■ **Records shown**
[START]

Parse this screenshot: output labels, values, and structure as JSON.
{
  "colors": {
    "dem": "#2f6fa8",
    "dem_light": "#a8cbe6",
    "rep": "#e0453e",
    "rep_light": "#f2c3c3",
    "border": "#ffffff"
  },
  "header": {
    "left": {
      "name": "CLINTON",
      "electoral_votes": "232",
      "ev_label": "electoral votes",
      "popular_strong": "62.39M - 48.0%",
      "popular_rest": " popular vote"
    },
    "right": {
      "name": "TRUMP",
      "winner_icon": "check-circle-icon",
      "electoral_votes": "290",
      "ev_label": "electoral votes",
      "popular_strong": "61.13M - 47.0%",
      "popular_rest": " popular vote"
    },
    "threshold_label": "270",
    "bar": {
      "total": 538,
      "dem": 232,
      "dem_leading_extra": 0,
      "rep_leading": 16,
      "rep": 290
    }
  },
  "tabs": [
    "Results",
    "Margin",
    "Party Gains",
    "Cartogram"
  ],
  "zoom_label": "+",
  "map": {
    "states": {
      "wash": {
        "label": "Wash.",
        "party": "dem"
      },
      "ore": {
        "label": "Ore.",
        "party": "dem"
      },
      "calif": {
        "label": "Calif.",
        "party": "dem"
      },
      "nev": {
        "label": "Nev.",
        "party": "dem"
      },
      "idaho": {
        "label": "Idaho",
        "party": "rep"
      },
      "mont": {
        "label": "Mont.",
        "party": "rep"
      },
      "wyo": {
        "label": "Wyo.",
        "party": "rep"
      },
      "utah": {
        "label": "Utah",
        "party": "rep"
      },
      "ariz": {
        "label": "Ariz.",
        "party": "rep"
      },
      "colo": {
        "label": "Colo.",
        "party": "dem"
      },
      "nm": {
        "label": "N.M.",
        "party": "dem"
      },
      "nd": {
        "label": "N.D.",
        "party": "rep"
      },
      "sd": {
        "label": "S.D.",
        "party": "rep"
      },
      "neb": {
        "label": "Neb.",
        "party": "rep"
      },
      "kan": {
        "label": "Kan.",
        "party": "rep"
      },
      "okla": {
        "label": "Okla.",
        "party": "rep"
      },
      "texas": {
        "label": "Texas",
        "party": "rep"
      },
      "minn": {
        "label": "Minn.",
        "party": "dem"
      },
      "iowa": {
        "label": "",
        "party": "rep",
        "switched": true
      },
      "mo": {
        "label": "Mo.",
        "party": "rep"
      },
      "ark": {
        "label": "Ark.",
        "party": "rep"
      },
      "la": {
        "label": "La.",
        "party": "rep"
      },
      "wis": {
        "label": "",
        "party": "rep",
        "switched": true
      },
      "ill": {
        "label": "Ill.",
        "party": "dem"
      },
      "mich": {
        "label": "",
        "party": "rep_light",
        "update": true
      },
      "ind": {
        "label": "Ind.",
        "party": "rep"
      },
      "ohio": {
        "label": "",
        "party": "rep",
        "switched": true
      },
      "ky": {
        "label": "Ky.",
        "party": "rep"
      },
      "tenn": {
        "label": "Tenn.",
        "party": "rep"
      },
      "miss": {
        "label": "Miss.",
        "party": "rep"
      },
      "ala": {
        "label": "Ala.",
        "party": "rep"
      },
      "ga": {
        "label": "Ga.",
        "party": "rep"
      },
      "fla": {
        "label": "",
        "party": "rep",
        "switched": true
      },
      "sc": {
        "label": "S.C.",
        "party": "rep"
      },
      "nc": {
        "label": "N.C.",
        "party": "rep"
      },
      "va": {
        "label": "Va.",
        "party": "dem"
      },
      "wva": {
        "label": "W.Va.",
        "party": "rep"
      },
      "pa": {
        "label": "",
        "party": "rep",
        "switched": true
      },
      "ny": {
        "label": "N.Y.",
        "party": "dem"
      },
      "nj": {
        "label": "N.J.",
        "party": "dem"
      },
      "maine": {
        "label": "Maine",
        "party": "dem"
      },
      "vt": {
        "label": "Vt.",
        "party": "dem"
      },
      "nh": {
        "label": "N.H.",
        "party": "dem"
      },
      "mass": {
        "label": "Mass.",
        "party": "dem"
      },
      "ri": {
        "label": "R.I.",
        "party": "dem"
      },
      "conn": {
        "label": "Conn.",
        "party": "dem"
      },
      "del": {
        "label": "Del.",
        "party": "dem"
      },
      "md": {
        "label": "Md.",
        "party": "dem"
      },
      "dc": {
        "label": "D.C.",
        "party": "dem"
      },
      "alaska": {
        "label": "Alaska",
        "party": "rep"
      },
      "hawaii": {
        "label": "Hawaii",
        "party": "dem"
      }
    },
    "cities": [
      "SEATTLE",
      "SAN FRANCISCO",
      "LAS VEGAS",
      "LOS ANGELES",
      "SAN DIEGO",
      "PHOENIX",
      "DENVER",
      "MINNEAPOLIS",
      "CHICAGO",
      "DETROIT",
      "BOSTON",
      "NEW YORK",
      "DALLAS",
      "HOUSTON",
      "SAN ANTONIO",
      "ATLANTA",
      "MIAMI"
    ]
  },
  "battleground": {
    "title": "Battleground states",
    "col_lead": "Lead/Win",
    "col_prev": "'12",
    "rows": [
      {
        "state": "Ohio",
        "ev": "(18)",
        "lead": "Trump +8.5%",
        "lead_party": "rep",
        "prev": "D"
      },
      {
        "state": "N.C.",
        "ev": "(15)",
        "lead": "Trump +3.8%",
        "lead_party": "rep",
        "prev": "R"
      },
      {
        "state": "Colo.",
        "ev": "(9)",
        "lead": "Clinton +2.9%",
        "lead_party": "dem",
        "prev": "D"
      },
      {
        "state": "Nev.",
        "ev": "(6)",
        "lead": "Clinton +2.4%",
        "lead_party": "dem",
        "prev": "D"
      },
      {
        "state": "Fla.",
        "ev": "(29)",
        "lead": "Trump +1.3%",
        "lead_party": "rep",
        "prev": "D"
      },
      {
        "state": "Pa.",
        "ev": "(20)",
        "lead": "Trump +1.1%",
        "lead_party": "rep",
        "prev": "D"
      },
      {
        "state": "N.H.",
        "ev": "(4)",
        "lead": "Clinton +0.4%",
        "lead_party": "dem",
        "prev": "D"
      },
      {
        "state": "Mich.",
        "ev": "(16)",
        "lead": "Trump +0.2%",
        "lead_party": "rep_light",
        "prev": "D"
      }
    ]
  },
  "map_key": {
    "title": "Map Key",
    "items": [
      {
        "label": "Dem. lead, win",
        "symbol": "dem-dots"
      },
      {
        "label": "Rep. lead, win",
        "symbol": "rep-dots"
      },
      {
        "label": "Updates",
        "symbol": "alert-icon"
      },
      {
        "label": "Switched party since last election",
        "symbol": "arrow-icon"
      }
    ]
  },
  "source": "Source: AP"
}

[END]

■ **Exercise objective**
Repeat the whole listing exactly, keeping every line intact.

■ **Answer for the task**
Parse this screenshot: output labels, values, and structure as JSON.
{
  "colors": {
    "dem": "#2f6fa8",
    "dem_light": "#a8cbe6",
    "rep": "#e0453e",
    "rep_light": "#f2c3c3",
    "border": "#ffffff"
  },
  "header": {
    "left": {
      "name": "CLINTON",
      "electoral_votes": "232",
      "ev_label": "electoral votes",
      "popular_strong": "62.39M - 48.0%",
      "popular_rest": " popular vote"
    },
    "right": {
      "name": "TRUMP",
      "winner_icon": "check-circle-icon",
      "electoral_votes": "290",
      "ev_label": "electoral votes",
      "popular_strong": "61.13M - 47.0%",
      "popular_rest": " popular vote"
    },
    "threshold_label": "270",
    "bar": {
      "total": 538,
      "dem": 232,
      "dem_leading_extra": 0,
      "rep_leading": 16,
      "rep": 290
    }
  },
  "tabs": [
    "Results",
    "Margin",
    "Party Gains",
    "Cartogram"
  ],
  "zoom_label": "+",
  "map": {
    "states": {
      "wash": {
        "label": "Wash.",
        "party": "dem"
      },
      "ore": {
        "label": "Ore.",
        "party": "dem"
      },
      "calif": {
        "label": "Calif.",
        "party": "dem"
      },
      "nev": {
        "label": "Nev.",
        "party": "dem"
      },
      "idaho": {
        "label": "Idaho",
        "party": "rep"
      },
      "mont": {
        "label": "Mont.",
        "party": "rep"
      },
      "wyo": {
        "label": "Wyo.",
        "party": "rep"
      },
      "utah": {
        "label": "Utah",
        "party": "rep"
      },
      "ariz": {
        "label": "Ariz.",
        "party": "rep"
      },
      "colo": {
        "label": "Colo.",
        "party": "dem"
      },
      "nm": {
        "label": "N.M.",
        "party": "dem"
      },
      "nd": {
        "label": "N.D.",
        "party": "rep"
      },
      "sd": {
        "label": "S.D.",
        "party": "rep"
      },
      "neb": {
        "label": "Neb.",
        "party": "rep"
      },
      "kan": {
        "label": "Kan.",
        "party": "rep"
      },
      "okla": {
        "label": "Okla.",
        "party": "rep"
      },
      "texas": {
        "label": "Texas",
        "party": "rep"
      },
      "minn": {
        "label": "Minn.",
        "party": "dem"
      },
      "iowa": {
        "label": "",
        "party": "rep",
        "switched": true
      },
      "mo": {
        "label": "Mo.",
        "party": "rep"
      },
      "ark": {
        "label": "Ark.",
        "party": "rep"
      },
      "la": {
        "label": "La.",
        "party": "rep"
      },
      "wis": {
        "label": "",
        "party": "rep",
        "switched": true
      },
      "ill": {
        "label": "Ill.",
        "party": "dem"
      },
      "mich": {
        "label": "",
        "party": "rep_light",
        "update": true
      },
      "ind": {
        "label": "Ind.",
        "party": "rep"
      },
      "ohio": {
        "label": "",
        "party": "rep",
        "switched": true
      },
      "ky": {
        "label": "Ky.",
        "party": "rep"
      },
      "tenn": {
        "label": "Tenn.",
        "party": "rep"
      },
      "miss": {
        "label": "Miss.",
        "party": "rep"
      },
      "ala": {
        "label": "Ala.",
        "party": "rep"
      },
      "ga": {
        "label": "Ga.",
        "party": "rep"
      },
      "fla": {
        "label": "",
        "party": "rep",
        "switched": true
      },
      "sc": {
        "label": "S.C.",
        "party": "rep"
      },
      "nc": {
        "label": "N.C.",
        "party": "rep"
      },
      "va": {
        "label": "Va.",
        "party": "dem"
      },
      "wva": {
        "label": "W.Va.",
        "party": "rep"
      },
      "pa": {
        "label": "",
        "party": "rep",
        "switched": true
      },
      "ny": {
        "label": "N.Y.",
        "party": "dem"
      },
      "nj": {
        "label": "N.J.",
        "party": "dem"
      },
      "maine": {
        "label": "Maine",
        "party": "dem"
      },
      "vt": {
        "label": "Vt.",
        "party": "dem"
      },
      "nh": {
        "label": "N.H.",
        "party": "dem"
      },
      "mass": {
        "label": "Mass.",
        "party": "dem"
      },
      "ri": {
        "label": "R.I.",
        "party": "dem"
      },
      "conn": {
        "label": "Conn.",
        "party": "dem"
      },
      "del": {
        "label": "Del.",
        "party": "dem"
      },
      "md": {
        "label": "Md.",
        "party": "dem"
      },
      "dc": {
        "label": "D.C.",
        "party": "dem"
      },
      "alaska": {
        "label": "Alaska",
        "party": "rep"
      },
      "hawaii": {
        "label": "Hawaii",
        "party": "dem"
      }
    },
    "cities": [
      "SEATTLE",
      "SAN FRANCISCO",
      "LAS VEGAS",
      "LOS ANGELES",
      "SAN DIEGO",
      "PHOENIX",
      "DENVER",
      "MINNEAPOLIS",
      "CHICAGO",
      "DETROIT",
      "BOSTON",
      "NEW YORK",
      "DALLAS",
      "HOUSTON",
      "SAN ANTONIO",
      "ATLANTA",
      "MIAMI"
    ]
  },
  "battleground": {
    "title": "Battleground states",
    "col_lead": "Lead/Win",
    "col_prev": "'12",
    "rows": [
      {
        "state": "Ohio",
        "ev": "(18)",
        "lead": "Trump +8.5%",
        "lead_party": "rep",
        "prev": "D"
      },
      {
        "state": "N.C.",
        "ev": "(15)",
        "lead": "Trump +3.8%",
        "lead_party": "rep",
        "prev": "R"
      },
      {
        "state": "Colo.",
        "ev": "(9)",
        "lead": "Clinton +2.9%",
        "lead_party": "dem",
        "prev": "D"
      },
      {
        "state": "Nev.",
        "ev": "(6)",
        "lead": "Clinton +2.4%",
        "lead_party": "dem",
        "prev": "D"
      },
      {
        "state": "Fla.",
        "ev": "(29)",
        "lead": "Trump +1.3%",
        "lead_party": "rep",
        "prev": "D"
      },
      {
        "state": "Pa.",
        "ev": "(20)",
        "lead": "Trump +1.1%",
        "lead_party": "rep",
        "prev": "D"
      },
      {
        "state": "N.H.",
        "ev": "(4)",
        "lead": "Clinton +0.4%",
        "lead_party": "dem",
        "prev": "D"
      },
      {
        "state": "Mich.",
        "ev": "(16)",
        "lead": "Trump +0.2%",
        "lead_party": "rep_light",
        "prev": "D"
      }
    ]
  },
  "map_key": {
    "title": "Map Key",
    "items": [
      {
        "label": "Dem. lead, win",
        "symbol": "dem-dots"
      },
      {
        "label": "Rep. lead, win",
        "symbol": "rep-dots"
      },
      {
        "label": "Updates",
        "symbol": "alert-icon"
      },
      {
        "label": "Switched party since last election",
        "symbol": "arrow-icon"
      }
    ]
  },
  "source": "Source: AP"
}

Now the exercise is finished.